■ EXERCISE REQUIREMENTS
Pull out every line in the data that has the string "title" in it.

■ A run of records
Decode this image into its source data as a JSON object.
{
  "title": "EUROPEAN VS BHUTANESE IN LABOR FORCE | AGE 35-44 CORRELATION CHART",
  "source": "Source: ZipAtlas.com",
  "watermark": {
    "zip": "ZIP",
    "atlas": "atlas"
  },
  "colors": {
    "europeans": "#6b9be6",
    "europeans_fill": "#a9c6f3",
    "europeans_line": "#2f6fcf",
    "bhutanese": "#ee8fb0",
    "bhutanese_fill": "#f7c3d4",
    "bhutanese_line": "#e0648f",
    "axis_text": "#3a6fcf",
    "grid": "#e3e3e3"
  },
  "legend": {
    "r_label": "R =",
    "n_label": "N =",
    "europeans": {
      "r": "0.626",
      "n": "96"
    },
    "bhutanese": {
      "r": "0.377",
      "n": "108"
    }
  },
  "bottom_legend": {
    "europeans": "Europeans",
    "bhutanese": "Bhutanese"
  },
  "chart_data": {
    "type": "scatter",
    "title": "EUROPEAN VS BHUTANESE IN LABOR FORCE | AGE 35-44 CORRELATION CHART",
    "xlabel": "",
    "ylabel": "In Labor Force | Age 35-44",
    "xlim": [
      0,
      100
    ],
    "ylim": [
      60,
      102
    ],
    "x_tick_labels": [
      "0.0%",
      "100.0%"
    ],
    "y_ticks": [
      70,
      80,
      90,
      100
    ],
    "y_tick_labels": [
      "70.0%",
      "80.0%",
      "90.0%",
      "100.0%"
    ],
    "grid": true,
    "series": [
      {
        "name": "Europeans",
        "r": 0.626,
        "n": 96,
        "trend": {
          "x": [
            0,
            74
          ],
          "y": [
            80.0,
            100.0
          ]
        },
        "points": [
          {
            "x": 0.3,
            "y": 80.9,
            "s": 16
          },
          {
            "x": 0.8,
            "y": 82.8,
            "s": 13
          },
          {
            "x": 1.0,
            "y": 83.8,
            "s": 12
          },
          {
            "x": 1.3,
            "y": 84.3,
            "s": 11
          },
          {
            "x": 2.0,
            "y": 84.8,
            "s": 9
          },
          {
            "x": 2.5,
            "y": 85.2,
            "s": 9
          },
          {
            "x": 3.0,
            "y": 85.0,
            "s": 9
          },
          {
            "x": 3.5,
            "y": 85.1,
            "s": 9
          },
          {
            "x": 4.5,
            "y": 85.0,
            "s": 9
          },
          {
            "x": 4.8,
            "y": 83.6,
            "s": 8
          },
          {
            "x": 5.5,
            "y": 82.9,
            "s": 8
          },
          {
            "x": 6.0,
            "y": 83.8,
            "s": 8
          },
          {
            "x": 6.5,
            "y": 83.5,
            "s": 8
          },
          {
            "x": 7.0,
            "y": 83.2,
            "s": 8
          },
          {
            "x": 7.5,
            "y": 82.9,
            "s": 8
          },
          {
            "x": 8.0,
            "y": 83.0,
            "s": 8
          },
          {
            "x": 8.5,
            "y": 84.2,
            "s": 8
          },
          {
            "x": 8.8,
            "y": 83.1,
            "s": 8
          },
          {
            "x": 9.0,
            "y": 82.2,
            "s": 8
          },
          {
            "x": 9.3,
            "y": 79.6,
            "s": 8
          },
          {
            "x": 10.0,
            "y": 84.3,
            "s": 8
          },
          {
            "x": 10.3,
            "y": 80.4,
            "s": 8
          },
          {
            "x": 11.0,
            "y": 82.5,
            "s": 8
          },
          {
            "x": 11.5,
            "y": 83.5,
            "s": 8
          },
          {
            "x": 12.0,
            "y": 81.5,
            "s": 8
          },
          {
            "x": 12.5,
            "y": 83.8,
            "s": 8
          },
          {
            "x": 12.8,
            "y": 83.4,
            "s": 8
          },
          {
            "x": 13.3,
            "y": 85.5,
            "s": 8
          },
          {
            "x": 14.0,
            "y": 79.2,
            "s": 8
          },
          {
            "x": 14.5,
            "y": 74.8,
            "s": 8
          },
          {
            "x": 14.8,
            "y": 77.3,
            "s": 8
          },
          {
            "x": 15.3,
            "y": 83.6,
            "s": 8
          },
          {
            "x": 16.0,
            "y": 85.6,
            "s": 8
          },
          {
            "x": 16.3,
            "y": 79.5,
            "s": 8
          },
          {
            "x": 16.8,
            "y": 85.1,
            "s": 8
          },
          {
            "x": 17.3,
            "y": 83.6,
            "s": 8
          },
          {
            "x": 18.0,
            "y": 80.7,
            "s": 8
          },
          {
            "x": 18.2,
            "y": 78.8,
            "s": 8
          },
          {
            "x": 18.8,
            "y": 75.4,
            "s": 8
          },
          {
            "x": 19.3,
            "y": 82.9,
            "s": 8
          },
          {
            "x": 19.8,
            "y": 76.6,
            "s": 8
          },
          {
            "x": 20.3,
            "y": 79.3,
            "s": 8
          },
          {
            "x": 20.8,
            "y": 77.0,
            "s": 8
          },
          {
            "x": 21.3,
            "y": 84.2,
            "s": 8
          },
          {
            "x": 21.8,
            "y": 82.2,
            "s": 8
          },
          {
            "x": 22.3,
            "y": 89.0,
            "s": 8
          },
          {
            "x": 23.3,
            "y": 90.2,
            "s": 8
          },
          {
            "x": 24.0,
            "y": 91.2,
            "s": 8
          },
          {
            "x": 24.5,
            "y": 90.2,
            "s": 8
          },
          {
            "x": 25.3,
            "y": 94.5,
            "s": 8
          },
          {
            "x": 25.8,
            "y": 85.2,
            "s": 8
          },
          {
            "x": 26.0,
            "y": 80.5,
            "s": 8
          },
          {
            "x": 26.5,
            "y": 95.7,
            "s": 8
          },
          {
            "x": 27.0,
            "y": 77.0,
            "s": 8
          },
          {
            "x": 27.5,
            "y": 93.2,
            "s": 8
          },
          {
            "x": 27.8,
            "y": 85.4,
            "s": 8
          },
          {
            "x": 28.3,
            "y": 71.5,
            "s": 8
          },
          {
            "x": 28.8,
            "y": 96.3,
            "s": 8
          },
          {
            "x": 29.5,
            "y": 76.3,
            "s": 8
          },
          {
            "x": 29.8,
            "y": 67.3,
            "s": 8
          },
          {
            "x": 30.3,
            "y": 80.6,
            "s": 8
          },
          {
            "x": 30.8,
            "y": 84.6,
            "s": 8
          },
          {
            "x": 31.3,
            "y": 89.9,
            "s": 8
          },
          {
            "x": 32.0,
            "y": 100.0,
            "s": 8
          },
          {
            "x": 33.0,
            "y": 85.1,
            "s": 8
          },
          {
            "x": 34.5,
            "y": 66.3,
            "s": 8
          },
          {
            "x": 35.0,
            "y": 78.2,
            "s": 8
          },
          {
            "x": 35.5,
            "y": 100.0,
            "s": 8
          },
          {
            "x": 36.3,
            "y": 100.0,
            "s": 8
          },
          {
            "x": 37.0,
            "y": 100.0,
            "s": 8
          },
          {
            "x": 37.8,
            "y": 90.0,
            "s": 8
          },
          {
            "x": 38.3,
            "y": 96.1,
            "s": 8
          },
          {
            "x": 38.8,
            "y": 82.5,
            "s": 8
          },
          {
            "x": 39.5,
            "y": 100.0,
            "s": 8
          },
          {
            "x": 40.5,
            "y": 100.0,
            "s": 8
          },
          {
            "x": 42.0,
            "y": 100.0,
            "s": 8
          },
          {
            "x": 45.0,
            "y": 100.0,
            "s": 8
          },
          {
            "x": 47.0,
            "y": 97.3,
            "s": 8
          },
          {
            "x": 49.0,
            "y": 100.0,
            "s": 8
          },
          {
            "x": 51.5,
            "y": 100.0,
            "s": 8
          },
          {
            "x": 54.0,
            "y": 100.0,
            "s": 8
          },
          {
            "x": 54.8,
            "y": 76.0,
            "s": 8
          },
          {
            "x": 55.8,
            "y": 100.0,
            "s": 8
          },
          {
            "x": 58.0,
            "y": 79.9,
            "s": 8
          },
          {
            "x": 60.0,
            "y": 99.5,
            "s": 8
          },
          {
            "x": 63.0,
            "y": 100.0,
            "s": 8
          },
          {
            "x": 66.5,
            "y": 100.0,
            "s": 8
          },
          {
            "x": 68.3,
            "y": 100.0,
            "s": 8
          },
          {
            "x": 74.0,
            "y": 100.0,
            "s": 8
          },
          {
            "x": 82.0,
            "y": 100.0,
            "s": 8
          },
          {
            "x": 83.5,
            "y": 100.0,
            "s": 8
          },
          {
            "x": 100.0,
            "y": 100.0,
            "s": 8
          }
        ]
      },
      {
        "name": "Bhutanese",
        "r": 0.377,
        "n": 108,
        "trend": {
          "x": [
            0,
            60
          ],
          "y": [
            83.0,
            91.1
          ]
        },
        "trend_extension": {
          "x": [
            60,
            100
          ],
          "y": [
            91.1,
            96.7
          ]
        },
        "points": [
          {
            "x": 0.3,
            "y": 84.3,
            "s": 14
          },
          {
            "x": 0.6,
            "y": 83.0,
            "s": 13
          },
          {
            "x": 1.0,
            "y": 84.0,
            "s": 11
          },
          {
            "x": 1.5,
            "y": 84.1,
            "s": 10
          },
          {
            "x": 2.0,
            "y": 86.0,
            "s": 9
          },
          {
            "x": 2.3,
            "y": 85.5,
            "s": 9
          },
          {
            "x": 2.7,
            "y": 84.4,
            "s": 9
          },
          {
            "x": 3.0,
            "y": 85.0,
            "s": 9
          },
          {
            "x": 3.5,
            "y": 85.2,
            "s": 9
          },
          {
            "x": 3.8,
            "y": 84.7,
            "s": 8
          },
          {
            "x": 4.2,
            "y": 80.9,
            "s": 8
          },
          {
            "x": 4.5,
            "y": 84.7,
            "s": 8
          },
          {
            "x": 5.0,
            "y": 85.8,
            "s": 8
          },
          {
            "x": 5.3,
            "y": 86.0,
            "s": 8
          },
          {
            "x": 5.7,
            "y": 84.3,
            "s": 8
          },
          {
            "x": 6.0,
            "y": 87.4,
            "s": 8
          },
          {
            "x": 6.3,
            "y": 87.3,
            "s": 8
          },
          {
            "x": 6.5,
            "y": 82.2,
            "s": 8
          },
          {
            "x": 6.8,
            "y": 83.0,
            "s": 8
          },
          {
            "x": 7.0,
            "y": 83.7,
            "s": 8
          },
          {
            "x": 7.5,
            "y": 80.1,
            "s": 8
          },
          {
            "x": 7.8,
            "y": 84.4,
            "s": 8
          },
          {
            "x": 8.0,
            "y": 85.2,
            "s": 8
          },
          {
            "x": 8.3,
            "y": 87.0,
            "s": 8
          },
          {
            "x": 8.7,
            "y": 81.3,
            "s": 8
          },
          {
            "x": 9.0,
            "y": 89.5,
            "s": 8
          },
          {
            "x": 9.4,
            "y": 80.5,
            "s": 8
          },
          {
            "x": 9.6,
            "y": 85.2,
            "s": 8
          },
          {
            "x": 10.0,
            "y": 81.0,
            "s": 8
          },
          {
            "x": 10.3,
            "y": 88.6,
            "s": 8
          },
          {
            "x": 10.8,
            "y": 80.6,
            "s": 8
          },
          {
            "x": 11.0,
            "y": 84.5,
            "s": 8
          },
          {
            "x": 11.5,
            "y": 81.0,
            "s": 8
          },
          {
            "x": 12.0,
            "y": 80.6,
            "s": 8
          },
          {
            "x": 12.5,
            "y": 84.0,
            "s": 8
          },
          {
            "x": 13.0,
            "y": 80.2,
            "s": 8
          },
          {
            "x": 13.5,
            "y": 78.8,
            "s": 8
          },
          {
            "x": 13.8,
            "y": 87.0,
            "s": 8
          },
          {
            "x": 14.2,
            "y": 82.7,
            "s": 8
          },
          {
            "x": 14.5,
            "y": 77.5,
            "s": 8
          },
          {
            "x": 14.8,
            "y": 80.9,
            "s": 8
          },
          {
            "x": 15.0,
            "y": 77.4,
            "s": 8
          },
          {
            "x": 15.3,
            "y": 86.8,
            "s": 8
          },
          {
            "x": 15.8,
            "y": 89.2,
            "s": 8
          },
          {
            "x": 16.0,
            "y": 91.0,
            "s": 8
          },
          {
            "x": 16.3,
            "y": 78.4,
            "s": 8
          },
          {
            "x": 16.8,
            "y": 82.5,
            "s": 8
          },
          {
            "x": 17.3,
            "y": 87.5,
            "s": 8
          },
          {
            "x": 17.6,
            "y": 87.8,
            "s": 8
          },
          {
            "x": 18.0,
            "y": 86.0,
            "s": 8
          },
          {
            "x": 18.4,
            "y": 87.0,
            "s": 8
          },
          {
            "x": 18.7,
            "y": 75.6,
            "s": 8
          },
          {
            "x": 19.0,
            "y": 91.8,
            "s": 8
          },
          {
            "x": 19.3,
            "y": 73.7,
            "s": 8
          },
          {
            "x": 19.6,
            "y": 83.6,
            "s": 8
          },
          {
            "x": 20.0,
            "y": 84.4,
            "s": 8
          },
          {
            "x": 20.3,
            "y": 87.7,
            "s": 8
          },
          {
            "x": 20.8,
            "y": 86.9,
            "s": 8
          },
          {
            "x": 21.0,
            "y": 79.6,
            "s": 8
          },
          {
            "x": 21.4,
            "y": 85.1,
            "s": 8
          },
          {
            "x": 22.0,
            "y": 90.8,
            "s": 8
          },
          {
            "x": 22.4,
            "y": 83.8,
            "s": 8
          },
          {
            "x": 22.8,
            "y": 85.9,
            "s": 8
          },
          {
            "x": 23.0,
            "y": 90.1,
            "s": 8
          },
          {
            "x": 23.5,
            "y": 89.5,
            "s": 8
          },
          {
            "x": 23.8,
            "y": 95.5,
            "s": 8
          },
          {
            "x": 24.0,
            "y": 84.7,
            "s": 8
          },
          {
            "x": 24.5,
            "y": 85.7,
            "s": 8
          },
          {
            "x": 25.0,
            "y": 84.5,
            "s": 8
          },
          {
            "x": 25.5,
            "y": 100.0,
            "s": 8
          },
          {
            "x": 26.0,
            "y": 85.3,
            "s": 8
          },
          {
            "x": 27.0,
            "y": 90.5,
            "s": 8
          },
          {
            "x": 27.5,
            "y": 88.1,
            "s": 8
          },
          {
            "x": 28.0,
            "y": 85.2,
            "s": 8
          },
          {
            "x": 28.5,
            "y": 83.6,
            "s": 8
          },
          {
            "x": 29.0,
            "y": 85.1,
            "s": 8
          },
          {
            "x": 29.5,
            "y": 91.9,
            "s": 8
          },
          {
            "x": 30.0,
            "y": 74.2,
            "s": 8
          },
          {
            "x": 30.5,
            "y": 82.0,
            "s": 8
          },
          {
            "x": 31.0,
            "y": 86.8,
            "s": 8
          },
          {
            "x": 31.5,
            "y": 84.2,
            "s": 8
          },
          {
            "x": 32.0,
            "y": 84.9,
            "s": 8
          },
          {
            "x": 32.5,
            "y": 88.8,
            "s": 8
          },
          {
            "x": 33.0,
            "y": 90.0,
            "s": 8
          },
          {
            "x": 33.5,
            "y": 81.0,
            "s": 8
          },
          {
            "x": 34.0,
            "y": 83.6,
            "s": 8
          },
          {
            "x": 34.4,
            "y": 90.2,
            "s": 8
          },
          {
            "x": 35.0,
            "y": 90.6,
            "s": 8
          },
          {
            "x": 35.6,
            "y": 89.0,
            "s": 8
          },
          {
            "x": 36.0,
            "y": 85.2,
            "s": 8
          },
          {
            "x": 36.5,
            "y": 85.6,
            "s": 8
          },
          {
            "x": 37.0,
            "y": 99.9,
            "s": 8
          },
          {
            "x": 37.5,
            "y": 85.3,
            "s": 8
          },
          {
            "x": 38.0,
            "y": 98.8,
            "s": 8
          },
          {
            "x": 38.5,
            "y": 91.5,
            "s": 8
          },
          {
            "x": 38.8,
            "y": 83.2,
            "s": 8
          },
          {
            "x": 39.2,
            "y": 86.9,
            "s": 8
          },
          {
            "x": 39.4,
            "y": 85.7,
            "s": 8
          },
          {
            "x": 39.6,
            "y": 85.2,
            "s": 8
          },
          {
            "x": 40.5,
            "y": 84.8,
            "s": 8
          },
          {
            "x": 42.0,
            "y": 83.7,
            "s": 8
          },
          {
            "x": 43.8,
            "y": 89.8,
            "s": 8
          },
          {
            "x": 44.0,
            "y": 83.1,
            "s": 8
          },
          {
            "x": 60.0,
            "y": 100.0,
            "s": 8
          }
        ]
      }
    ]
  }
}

■ COMPLETE RESPONSE
  "title": "EUROPEAN VS BHUTANESE IN LABOR FORCE | AGE 35-44 CORRELATION CHART",
    "title": "EUROPEAN VS BHUTANESE IN LABOR FORCE | AGE 35-44 CORRELATION CHART",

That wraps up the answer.